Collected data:
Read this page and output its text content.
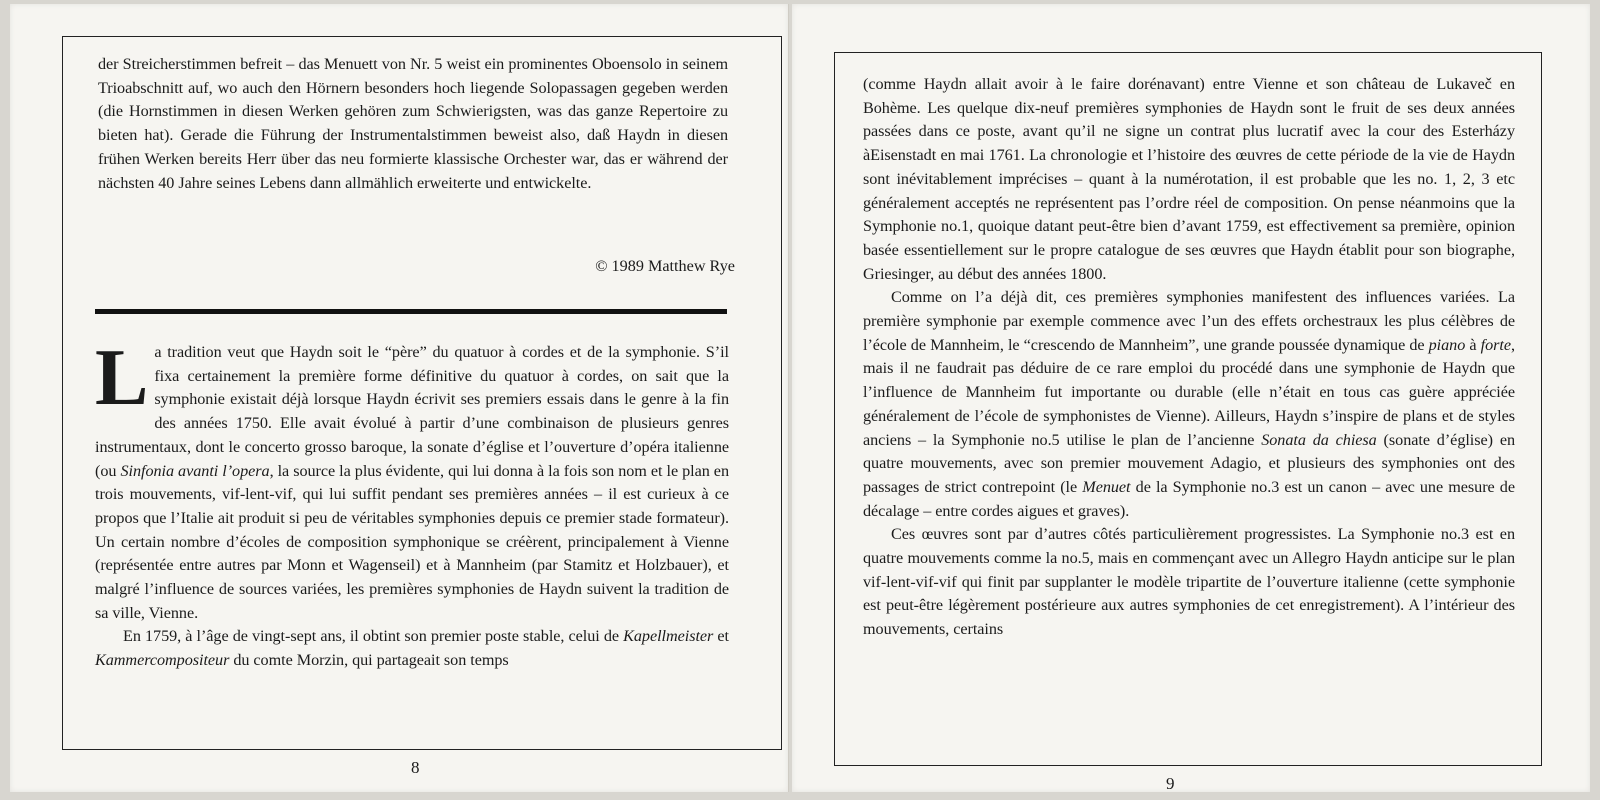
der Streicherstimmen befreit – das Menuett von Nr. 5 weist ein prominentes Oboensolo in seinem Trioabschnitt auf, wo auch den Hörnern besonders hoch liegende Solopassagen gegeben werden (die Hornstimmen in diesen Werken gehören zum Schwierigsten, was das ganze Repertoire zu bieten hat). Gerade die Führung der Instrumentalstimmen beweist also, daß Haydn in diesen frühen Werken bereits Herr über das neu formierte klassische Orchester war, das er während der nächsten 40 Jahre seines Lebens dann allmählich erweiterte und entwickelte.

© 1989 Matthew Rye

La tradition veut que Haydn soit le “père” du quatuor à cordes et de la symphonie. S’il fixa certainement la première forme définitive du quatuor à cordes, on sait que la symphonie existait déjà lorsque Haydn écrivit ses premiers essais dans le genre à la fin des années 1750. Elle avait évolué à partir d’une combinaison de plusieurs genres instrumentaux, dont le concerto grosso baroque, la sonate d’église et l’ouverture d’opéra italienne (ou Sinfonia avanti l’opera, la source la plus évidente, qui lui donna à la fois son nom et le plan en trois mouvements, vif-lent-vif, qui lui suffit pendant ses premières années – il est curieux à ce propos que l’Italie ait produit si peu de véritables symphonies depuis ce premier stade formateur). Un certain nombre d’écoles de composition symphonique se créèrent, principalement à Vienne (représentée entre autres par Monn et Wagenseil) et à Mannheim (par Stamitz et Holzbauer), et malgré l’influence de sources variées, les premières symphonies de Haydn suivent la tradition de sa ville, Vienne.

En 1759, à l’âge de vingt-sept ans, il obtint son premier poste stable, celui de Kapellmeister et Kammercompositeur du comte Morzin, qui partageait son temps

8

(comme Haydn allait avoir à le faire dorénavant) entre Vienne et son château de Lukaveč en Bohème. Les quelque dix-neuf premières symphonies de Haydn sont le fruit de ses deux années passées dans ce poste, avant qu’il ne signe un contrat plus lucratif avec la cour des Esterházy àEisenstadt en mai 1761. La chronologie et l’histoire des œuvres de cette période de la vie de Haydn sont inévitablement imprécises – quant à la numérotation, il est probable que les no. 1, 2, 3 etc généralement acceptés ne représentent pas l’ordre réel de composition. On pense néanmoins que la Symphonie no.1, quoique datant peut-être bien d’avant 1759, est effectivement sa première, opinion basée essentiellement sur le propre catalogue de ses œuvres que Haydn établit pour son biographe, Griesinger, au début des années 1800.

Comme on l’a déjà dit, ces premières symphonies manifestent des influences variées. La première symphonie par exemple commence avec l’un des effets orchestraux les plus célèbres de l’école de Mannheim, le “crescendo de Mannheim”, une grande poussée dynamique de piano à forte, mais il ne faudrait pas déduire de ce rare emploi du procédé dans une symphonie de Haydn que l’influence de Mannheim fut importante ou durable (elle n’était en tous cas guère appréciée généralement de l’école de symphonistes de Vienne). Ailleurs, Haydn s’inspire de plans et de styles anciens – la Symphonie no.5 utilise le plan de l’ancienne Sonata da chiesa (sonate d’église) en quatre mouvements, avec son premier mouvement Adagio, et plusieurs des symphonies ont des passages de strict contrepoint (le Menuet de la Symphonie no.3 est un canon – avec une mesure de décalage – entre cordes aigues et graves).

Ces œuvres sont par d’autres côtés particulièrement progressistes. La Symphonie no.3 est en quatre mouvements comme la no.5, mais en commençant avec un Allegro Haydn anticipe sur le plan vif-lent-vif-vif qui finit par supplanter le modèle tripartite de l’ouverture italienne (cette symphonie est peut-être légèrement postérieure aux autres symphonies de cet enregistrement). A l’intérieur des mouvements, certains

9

...

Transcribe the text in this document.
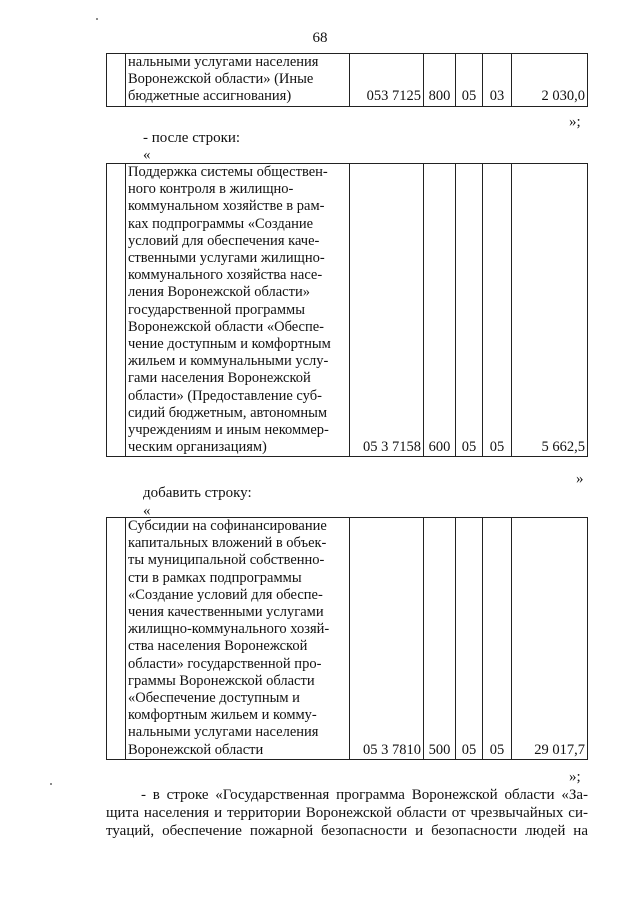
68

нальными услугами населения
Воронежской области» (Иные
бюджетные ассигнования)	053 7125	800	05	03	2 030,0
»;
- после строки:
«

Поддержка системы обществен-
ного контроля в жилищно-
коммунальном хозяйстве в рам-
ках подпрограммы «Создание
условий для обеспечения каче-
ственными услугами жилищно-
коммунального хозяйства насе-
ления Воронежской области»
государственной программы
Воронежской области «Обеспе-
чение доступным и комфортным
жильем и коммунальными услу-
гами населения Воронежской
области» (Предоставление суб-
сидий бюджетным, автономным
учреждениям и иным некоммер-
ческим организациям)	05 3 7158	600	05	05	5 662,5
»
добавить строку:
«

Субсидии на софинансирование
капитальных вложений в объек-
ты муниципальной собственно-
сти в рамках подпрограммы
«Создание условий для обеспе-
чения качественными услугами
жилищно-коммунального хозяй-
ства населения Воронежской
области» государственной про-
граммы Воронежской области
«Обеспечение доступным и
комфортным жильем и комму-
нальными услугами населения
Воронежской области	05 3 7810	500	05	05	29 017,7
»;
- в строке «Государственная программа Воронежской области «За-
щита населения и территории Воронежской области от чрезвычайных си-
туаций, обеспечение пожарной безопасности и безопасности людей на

- **Short problem**
Count all lines of the data that include "населения". The answer is the number alone.

- **Solution to the problem**
5